## START

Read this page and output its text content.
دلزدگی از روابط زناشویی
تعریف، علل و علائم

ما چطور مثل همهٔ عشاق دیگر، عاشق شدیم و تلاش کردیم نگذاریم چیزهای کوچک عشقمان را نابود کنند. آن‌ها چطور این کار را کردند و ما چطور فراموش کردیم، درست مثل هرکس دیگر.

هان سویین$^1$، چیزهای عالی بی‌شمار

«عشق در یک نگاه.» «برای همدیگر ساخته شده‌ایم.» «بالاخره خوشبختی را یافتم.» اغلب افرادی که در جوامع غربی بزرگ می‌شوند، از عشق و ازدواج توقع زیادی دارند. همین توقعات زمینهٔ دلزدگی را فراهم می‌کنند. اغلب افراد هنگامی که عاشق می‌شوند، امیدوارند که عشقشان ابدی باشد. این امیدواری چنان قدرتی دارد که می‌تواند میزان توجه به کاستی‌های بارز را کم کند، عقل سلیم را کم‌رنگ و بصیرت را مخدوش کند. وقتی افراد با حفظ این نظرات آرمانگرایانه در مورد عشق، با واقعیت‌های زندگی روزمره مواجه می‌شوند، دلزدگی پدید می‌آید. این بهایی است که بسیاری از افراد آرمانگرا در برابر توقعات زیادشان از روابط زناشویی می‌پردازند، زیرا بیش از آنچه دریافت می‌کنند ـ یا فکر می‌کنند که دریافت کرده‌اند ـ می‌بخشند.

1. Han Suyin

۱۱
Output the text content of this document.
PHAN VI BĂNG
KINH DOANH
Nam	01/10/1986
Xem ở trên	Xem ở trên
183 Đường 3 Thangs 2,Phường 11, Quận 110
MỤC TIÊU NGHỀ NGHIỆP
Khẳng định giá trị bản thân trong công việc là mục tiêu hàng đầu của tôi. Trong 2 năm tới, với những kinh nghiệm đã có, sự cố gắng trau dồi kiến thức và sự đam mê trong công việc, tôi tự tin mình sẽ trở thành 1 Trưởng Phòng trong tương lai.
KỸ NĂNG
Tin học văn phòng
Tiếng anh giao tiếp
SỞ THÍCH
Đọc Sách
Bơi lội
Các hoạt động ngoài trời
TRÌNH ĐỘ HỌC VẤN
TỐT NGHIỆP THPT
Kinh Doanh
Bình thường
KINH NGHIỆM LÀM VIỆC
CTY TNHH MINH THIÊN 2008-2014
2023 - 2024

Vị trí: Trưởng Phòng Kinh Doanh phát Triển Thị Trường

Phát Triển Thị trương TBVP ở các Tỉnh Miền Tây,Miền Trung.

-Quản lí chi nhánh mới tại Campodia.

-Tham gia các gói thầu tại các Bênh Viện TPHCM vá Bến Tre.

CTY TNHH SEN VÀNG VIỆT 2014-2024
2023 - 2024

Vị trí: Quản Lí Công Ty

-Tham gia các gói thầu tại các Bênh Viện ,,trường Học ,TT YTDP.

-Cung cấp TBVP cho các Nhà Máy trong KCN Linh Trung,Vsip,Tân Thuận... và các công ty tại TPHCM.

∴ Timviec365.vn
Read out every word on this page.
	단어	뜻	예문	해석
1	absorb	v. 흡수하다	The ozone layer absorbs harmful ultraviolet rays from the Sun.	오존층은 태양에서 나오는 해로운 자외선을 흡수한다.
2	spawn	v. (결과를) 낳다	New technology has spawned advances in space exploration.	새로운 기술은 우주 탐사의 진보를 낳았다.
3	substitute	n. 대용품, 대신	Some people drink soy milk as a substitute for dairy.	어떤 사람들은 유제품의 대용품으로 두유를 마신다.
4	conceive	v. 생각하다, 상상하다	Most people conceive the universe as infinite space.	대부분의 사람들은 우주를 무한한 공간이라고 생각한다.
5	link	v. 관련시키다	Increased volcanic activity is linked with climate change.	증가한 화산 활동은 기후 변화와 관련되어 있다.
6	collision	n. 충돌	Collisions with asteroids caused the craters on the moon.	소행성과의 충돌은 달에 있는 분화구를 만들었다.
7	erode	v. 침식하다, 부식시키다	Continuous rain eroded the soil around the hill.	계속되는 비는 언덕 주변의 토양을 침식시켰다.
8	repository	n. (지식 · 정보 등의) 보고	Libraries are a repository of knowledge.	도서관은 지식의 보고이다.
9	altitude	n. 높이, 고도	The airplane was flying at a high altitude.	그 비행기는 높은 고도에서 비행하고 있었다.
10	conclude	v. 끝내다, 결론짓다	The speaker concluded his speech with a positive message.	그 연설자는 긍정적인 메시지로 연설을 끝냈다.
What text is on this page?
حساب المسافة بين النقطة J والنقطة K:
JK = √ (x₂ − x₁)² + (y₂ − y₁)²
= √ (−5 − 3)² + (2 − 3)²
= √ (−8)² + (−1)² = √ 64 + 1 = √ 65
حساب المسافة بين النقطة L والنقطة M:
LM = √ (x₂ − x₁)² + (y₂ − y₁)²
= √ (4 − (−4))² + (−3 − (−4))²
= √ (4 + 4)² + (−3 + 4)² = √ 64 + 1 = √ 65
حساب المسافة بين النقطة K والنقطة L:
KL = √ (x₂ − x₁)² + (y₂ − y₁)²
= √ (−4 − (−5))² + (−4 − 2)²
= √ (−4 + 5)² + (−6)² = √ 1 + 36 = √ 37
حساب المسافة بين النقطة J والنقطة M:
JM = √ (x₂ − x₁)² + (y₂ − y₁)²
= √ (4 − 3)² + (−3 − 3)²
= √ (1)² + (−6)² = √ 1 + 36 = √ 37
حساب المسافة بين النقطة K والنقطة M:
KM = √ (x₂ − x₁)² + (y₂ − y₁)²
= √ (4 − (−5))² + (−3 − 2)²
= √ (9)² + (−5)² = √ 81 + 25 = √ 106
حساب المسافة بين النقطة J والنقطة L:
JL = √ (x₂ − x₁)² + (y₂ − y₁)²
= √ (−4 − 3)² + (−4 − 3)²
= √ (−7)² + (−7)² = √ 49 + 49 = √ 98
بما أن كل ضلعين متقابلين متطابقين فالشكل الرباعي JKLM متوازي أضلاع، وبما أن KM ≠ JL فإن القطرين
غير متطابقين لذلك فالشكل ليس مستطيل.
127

## END

• Your goal: Write the material out again word for word.

• Expected output:
Read this page and output its text content.
دلزدگی از روابط زناشویی
تعریف، علل و علائم

ما چطور مثل همهٔ عشاق دیگر، عاشق شدیم و تلاش کردیم نگذاریم چیزهای کوچک عشقمان را نابود کنند. آن‌ها چطور این کار را کردند و ما چطور فراموش کردیم، درست مثل هرکس دیگر.

هان سویین$^1$، چیزهای عالی بی‌شمار

«عشق در یک نگاه.» «برای همدیگر ساخته شده‌ایم.» «بالاخره خوشبختی را یافتم.» اغلب افرادی که در جوامع غربی بزرگ می‌شوند، از عشق و ازدواج توقع زیادی دارند. همین توقعات زمینهٔ دلزدگی را فراهم می‌کنند. اغلب افراد هنگامی که عاشق می‌شوند، امیدوارند که عشقشان ابدی باشد. این امیدواری چنان قدرتی دارد که می‌تواند میزان توجه به کاستی‌های بارز را کم کند، عقل سلیم را کم‌رنگ و بصیرت را مخدوش کند. وقتی افراد با حفظ این نظرات آرمانگرایانه در مورد عشق، با واقعیت‌های زندگی روزمره مواجه می‌شوند، دلزدگی پدید می‌آید. این بهایی است که بسیاری از افراد آرمانگرا در برابر توقعات زیادشان از روابط زناشویی می‌پردازند، زیرا بیش از آنچه دریافت می‌کنند ـ یا فکر می‌کنند که دریافت کرده‌اند ـ می‌بخشند.

1. Han Suyin

۱۱
Output the text content of this document.
PHAN VI BĂNG
KINH DOANH
Nam	01/10/1986
Xem ở trên	Xem ở trên
183 Đường 3 Thangs 2,Phường 11, Quận 110
MỤC TIÊU NGHỀ NGHIỆP
Khẳng định giá trị bản thân trong công việc là mục tiêu hàng đầu của tôi. Trong 2 năm tới, với những kinh nghiệm đã có, sự cố gắng trau dồi kiến thức và sự đam mê trong công việc, tôi tự tin mình sẽ trở thành 1 Trưởng Phòng trong tương lai.
KỸ NĂNG
Tin học văn phòng
Tiếng anh giao tiếp
SỞ THÍCH
Đọc Sách
Bơi lội
Các hoạt động ngoài trời
TRÌNH ĐỘ HỌC VẤN
TỐT NGHIỆP THPT
Kinh Doanh
Bình thường
KINH NGHIỆM LÀM VIỆC
CTY TNHH MINH THIÊN 2008-2014
2023 - 2024

Vị trí: Trưởng Phòng Kinh Doanh phát Triển Thị Trường

Phát Triển Thị trương TBVP ở các Tỉnh Miền Tây,Miền Trung.

-Quản lí chi nhánh mới tại Campodia.

-Tham gia các gói thầu tại các Bênh Viện TPHCM vá Bến Tre.

CTY TNHH SEN VÀNG VIỆT 2014-2024
2023 - 2024

Vị trí: Quản Lí Công Ty

-Tham gia các gói thầu tại các Bênh Viện ,,trường Học ,TT YTDP.

-Cung cấp TBVP cho các Nhà Máy trong KCN Linh Trung,Vsip,Tân Thuận... và các công ty tại TPHCM.

∴ Timviec365.vn
Read out every word on this page.
	단어	뜻	예문	해석
1	absorb	v. 흡수하다	The ozone layer absorbs harmful ultraviolet rays from the Sun.	오존층은 태양에서 나오는 해로운 자외선을 흡수한다.
2	spawn	v. (결과를) 낳다	New technology has spawned advances in space exploration.	새로운 기술은 우주 탐사의 진보를 낳았다.
3	substitute	n. 대용품, 대신	Some people drink soy milk as a substitute for dairy.	어떤 사람들은 유제품의 대용품으로 두유를 마신다.
4	conceive	v. 생각하다, 상상하다	Most people conceive the universe as infinite space.	대부분의 사람들은 우주를 무한한 공간이라고 생각한다.
5	link	v. 관련시키다	Increased volcanic activity is linked with climate change.	증가한 화산 활동은 기후 변화와 관련되어 있다.
6	collision	n. 충돌	Collisions with asteroids caused the craters on the moon.	소행성과의 충돌은 달에 있는 분화구를 만들었다.
7	erode	v. 침식하다, 부식시키다	Continuous rain eroded the soil around the hill.	계속되는 비는 언덕 주변의 토양을 침식시켰다.
8	repository	n. (지식 · 정보 등의) 보고	Libraries are a repository of knowledge.	도서관은 지식의 보고이다.
9	altitude	n. 높이, 고도	The airplane was flying at a high altitude.	그 비행기는 높은 고도에서 비행하고 있었다.
10	conclude	v. 끝내다, 결론짓다	The speaker concluded his speech with a positive message.	그 연설자는 긍정적인 메시지로 연설을 끝냈다.
What text is on this page?
حساب المسافة بين النقطة J والنقطة K:
JK = √ (x₂ − x₁)² + (y₂ − y₁)²
= √ (−5 − 3)² + (2 − 3)²
= √ (−8)² + (−1)² = √ 64 + 1 = √ 65
حساب المسافة بين النقطة L والنقطة M:
LM = √ (x₂ − x₁)² + (y₂ − y₁)²
= √ (4 − (−4))² + (−3 − (−4))²
= √ (4 + 4)² + (−3 + 4)² = √ 64 + 1 = √ 65
حساب المسافة بين النقطة K والنقطة L:
KL = √ (x₂ − x₁)² + (y₂ − y₁)²
= √ (−4 − (−5))² + (−4 − 2)²
= √ (−4 + 5)² + (−6)² = √ 1 + 36 = √ 37
حساب المسافة بين النقطة J والنقطة M:
JM = √ (x₂ − x₁)² + (y₂ − y₁)²
= √ (4 − 3)² + (−3 − 3)²
= √ (1)² + (−6)² = √ 1 + 36 = √ 37
حساب المسافة بين النقطة K والنقطة M:
KM = √ (x₂ − x₁)² + (y₂ − y₁)²
= √ (4 − (−5))² + (−3 − 2)²
= √ (9)² + (−5)² = √ 81 + 25 = √ 106
حساب المسافة بين النقطة J والنقطة L:
JL = √ (x₂ − x₁)² + (y₂ − y₁)²
= √ (−4 − 3)² + (−4 − 3)²
= √ (−7)² + (−7)² = √ 49 + 49 = √ 98
بما أن كل ضلعين متقابلين متطابقين فالشكل الرباعي JKLM متوازي أضلاع، وبما أن KM ≠ JL فإن القطرين
غير متطابقين لذلك فالشكل ليس مستطيل.
127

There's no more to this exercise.